▶ Task goal
Set down every entry word for word. Omit the pictures.

▶ Record excerpts
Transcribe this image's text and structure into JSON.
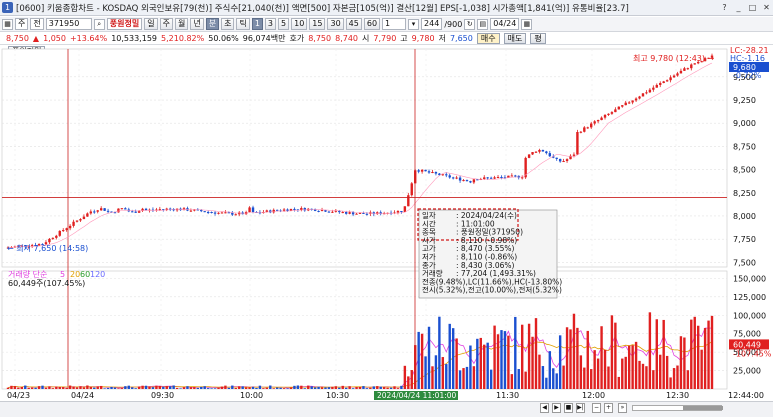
{
  "window": {
    "title": "[0600] 키움종합차트 - KOSDAQ 외국인보유[79(천)] 주식수[21,040(천)] 액면[500] 자본금[105(억)] 결산[12월] EPS[-1,038] 시가총액[1,841(억)] 유통비율[23.7]",
    "buttons": [
      "?",
      "_",
      "□",
      "✕"
    ]
  },
  "toolbar": {
    "mode": "주",
    "scope": "전",
    "code": "371950",
    "stock_name": "풍원정밀",
    "periods": [
      "일",
      "주",
      "월",
      "년",
      "분",
      "초",
      "틱"
    ],
    "active_period": "분",
    "intervals": [
      "1",
      "3",
      "5",
      "10",
      "15",
      "30",
      "45",
      "60"
    ],
    "active_interval": "1",
    "interval_select": "1",
    "count": "244",
    "count_max": "/900",
    "date": "04/24"
  },
  "quote": {
    "price": "8,750",
    "change": "1,050",
    "change_pct": "+13.64%",
    "volume": "10,533,159",
    "volume_pct": "5,210.82%",
    "ratio": "50.06%",
    "amount": "96,074백만",
    "ask_label": "호가",
    "ask": "8,750",
    "bid": "8,740",
    "open_label": "시",
    "open": "7,790",
    "high_label": "고",
    "high": "9,780",
    "low_label": "저",
    "low": "7,650",
    "buy_label": "매수",
    "sell_label": "매도",
    "flat_label": "평"
  },
  "sub_button": "풍원정밀",
  "chart": {
    "price_axis": [
      {
        "v": 9500,
        "t": "9,500"
      },
      {
        "v": 9250,
        "t": "9,250"
      },
      {
        "v": 9000,
        "t": "9,000"
      },
      {
        "v": 8750,
        "t": "8,750"
      },
      {
        "v": 8500,
        "t": "8,500"
      },
      {
        "v": 8250,
        "t": "8,250"
      },
      {
        "v": 8000,
        "t": "8,000"
      },
      {
        "v": 7750,
        "t": "7,750"
      },
      {
        "v": 7500,
        "t": "7,500"
      }
    ],
    "volume_axis": [
      {
        "v": 150000,
        "t": "150,000"
      },
      {
        "v": 125000,
        "t": "125,000"
      },
      {
        "v": 100000,
        "t": "100,000"
      },
      {
        "v": 75000,
        "t": "75,000"
      },
      {
        "v": 50000,
        "t": "50,000"
      },
      {
        "v": 25000,
        "t": "25,000"
      }
    ],
    "axis_badges": {
      "lc": "LC:-28.21",
      "hc": "HC:-1.16",
      "last_price": "9,680",
      "last_pct": "-0.72%",
      "vol_badge": "60,449",
      "vol_pct": "-107.45%"
    },
    "high_label": "최고 9,780 (12:43)",
    "low_label": "최저 7,650 (14:58)",
    "tooltip": {
      "rows": [
        [
          "일자",
          "2024/04/24(수)"
        ],
        [
          "시간",
          "11:01:00"
        ],
        [
          "종목",
          "풍원정밀(371950)"
        ],
        [
          "시가",
          "8,110 (-0.98%)"
        ],
        [
          "고가",
          "8,470 (3.55%)"
        ],
        [
          "저가",
          "8,110 (-0.86%)"
        ],
        [
          "종가",
          "8,430 (3.06%)"
        ],
        [
          "거래량",
          "77,204 (1,493.31%)"
        ]
      ],
      "extra": [
        "전종(9.48%),LC(11.66%),HC(-13.80%)",
        "전시(5.32%),전고(10.00%),전저(5.32%)"
      ]
    },
    "volume_legend": {
      "label": "거래량",
      "type": "단순",
      "periods": [
        "5",
        "20",
        "60",
        "120"
      ],
      "period_colors": [
        "#e040e0",
        "#e0a000",
        "#2a9c2a",
        "#6a6aff"
      ],
      "value": "60,449주(107.45%)"
    },
    "time_axis": [
      "04/23",
      "04/24",
      "09:30",
      "10:00",
      "10:30",
      "11:00",
      "11:30",
      "12:00",
      "12:30"
    ],
    "crosshair_time": "2024/04/24 11:01:00",
    "end_time": "12:44:00"
  },
  "colors": {
    "up": "#e02020",
    "down": "#1a4fd0",
    "crosshair": "#cc2222",
    "ma": "#cc2222"
  },
  "chart_data": {
    "type": "candlestick",
    "x_range": [
      "04/23 14:58",
      "04/24 12:44"
    ],
    "price_ylim": [
      7450,
      9800
    ],
    "volume_ylim": [
      0,
      160000
    ],
    "key_points": [
      {
        "time": "04/23 14:58",
        "price": 7650,
        "label": "최저"
      },
      {
        "time": "04/24 11:01",
        "open": 8110,
        "high": 8470,
        "low": 8110,
        "close": 8430,
        "volume": 77204
      },
      {
        "time": "04/24 12:43",
        "price": 9780,
        "label": "최고"
      }
    ],
    "last_price": 9680,
    "last_volume": 60449,
    "crosshair_price": 8200
  }
}
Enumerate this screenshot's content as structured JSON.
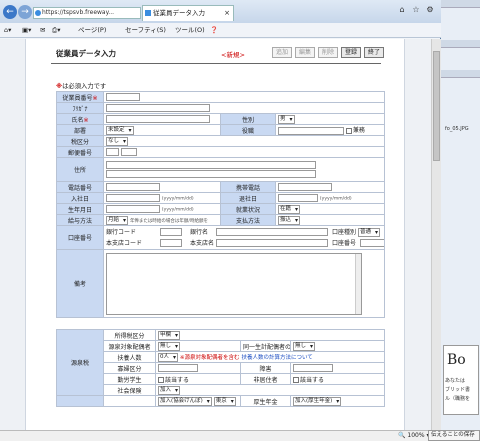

▶ Expected output
Transcribe this image's text and structure into JSON.
{
  "window": {
    "title": "[0600] 키움종합차트 - KOSDAQ 외국인보유[79(천)] 주식수[21,040(천)] 액면[500] 자본금[105(억)] 결산[12월] EPS[-1,038] 시가총액[1,841(억)] 유통비율[23.7]",
    "buttons": [
      "?",
      "_",
      "□",
      "✕"
    ]
  },
  "toolbar": {
    "mode": "주",
    "scope": "전",
    "code": "371950",
    "stock_name": "풍원정밀",
    "periods": [
      "일",
      "주",
      "월",
      "년",
      "분",
      "초",
      "틱"
    ],
    "active_period": "분",
    "intervals": [
      "1",
      "3",
      "5",
      "10",
      "15",
      "30",
      "45",
      "60"
    ],
    "active_interval": "1",
    "interval_select": "1",
    "count": "244",
    "count_max": "/900",
    "date": "04/24"
  },
  "quote": {
    "price": "8,750",
    "change": "1,050",
    "change_pct": "+13.64%",
    "volume": "10,533,159",
    "volume_pct": "5,210.82%",
    "ratio": "50.06%",
    "amount": "96,074백만",
    "ask_label": "호가",
    "ask": "8,750",
    "bid": "8,740",
    "open_label": "시",
    "open": "7,790",
    "high_label": "고",
    "high": "9,780",
    "low_label": "저",
    "low": "7,650",
    "buy_label": "매수",
    "sell_label": "매도",
    "flat_label": "평"
  },
  "sub_button": "풍원정밀",
  "chart": {
    "price_axis": [
      {
        "v": 9500,
        "t": "9,500"
      },
      {
        "v": 9250,
        "t": "9,250"
      },
      {
        "v": 9000,
        "t": "9,000"
      },
      {
        "v": 8750,
        "t": "8,750"
      },
      {
        "v": 8500,
        "t": "8,500"
      },
      {
        "v": 8250,
        "t": "8,250"
      },
      {
        "v": 8000,
        "t": "8,000"
      },
      {
        "v": 7750,
        "t": "7,750"
      },
      {
        "v": 7500,
        "t": "7,500"
      }
    ],
    "volume_axis": [
      {
        "v": 150000,
        "t": "150,000"
      },
      {
        "v": 125000,
        "t": "125,000"
      },
      {
        "v": 100000,
        "t": "100,000"
      },
      {
        "v": 75000,
        "t": "75,000"
      },
      {
        "v": 50000,
        "t": "50,000"
      },
      {
        "v": 25000,
        "t": "25,000"
      }
    ],
    "axis_badges": {
      "lc": "LC:-28.21",
      "hc": "HC:-1.16",
      "last_price": "9,680",
      "last_pct": "-0.72%",
      "vol_badge": "60,449",
      "vol_pct": "-107.45%"
    },
    "high_label": "최고 9,780 (12:43)",
    "low_label": "최저 7,650 (14:58)",
    "tooltip": {
      "rows": [
        [
          "일자",
          "2024/04/24(수)"
        ],
        [
          "시간",
          "11:01:00"
        ],
        [
          "종목",
          "풍원정밀(371950)"
        ],
        [
          "시가",
          "8,110 (-0.98%)"
        ],
        [
          "고가",
          "8,470 (3.55%)"
        ],
        [
          "저가",
          "8,110 (-0.86%)"
        ],
        [
          "종가",
          "8,430 (3.06%)"
        ],
        [
          "거래량",
          "77,204 (1,493.31%)"
        ]
      ],
      "extra": [
        "전종(9.48%),LC(11.66%),HC(-13.80%)",
        "전시(5.32%),전고(10.00%),전저(5.32%)"
      ]
    },
    "volume_legend": {
      "label": "거래량",
      "type": "단순",
      "periods": [
        "5",
        "20",
        "60",
        "120"
      ],
      "period_colors": [
        "#e040e0",
        "#e0a000",
        "#2a9c2a",
        "#6a6aff"
      ],
      "value": "60,449주(107.45%)"
    },
    "time_axis": [
      "04/23",
      "04/24",
      "09:30",
      "10:00",
      "10:30",
      "11:00",
      "11:30",
      "12:00",
      "12:30"
    ],
    "crosshair_time": "2024/04/24 11:01:00",
    "end_time": "12:44:00"
  },
  "colors": {
    "up": "#e02020",
    "down": "#1a4fd0",
    "crosshair": "#cc2222",
    "ma": "#cc2222"
  },
  "chart_data": {
    "type": "candlestick",
    "x_range": [
      "04/23 14:58",
      "04/24 12:44"
    ],
    "price_ylim": [
      7450,
      9800
    ],
    "volume_ylim": [
      0,
      160000
    ],
    "key_points": [
      {
        "time": "04/23 14:58",
        "price": 7650,
        "label": "최저"
      },
      {
        "time": "04/24 11:01",
        "open": 8110,
        "high": 8470,
        "low": 8110,
        "close": 8430,
        "volume": 77204
      },
      {
        "time": "04/24 12:43",
        "price": 9780,
        "label": "최고"
      }
    ],
    "last_price": 9680,
    "last_volume": 60449,
    "crosshair_price": 8200
  }
}
Enumerate this screenshot's content as structured JSON.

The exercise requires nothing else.